# TASK TO COMPLETE
Look through the data for the string "چاہتے". Copy every line where it is found.

# SUPPLIED ENTRIES
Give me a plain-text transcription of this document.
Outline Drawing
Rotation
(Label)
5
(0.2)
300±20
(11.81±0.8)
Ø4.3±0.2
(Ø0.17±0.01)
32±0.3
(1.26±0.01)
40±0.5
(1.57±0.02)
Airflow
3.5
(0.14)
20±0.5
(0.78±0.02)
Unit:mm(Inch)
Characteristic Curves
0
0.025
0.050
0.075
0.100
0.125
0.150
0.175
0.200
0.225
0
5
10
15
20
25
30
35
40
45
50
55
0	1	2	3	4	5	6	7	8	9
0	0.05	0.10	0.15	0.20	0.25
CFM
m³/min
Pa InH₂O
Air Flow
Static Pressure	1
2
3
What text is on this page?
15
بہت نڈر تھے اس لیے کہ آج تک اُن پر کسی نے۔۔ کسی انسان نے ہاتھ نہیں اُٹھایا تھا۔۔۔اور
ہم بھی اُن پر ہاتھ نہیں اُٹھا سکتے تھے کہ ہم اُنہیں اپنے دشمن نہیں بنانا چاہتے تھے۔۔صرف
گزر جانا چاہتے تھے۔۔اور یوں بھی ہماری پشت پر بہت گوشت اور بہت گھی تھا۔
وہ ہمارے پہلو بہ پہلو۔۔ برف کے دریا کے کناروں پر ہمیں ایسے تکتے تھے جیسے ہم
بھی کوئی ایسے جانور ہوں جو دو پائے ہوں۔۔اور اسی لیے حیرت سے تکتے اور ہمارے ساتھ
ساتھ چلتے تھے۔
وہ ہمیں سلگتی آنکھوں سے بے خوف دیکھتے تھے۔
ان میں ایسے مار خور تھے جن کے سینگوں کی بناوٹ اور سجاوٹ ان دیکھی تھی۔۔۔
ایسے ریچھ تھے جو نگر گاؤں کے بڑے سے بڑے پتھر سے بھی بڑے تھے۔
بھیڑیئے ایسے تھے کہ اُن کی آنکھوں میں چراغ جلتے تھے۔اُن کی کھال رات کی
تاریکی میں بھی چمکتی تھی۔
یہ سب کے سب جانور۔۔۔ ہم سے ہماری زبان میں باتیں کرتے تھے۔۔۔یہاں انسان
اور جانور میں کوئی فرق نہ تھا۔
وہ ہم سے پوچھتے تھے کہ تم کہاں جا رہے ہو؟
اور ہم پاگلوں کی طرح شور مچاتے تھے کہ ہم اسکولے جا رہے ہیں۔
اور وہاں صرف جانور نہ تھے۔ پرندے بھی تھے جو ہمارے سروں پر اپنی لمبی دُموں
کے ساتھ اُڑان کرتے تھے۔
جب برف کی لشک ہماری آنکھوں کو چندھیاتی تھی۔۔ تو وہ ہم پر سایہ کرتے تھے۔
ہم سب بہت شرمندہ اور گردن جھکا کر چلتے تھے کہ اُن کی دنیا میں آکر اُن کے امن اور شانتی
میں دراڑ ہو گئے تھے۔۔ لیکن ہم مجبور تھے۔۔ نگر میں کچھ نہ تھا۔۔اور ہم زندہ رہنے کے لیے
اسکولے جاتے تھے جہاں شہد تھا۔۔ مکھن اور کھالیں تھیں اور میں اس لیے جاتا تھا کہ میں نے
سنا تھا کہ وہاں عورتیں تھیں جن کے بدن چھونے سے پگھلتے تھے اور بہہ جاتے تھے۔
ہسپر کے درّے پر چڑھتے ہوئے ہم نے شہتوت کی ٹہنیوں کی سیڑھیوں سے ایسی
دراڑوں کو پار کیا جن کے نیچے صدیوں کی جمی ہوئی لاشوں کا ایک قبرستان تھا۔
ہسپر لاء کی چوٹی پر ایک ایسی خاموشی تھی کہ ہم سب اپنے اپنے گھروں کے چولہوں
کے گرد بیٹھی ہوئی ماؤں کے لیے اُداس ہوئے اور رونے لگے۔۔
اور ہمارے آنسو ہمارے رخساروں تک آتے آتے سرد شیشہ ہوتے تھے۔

# THE RESPONSE
ہم بھی اُن پر ہاتھ نہیں اُٹھا سکتے تھے کہ ہم اُنہیں اپنے دشمن نہیں بنانا چاہتے تھے۔۔صرف
گزر جانا چاہتے تھے۔۔اور یوں بھی ہماری پشت پر بہت گوشت اور بہت گھی تھا۔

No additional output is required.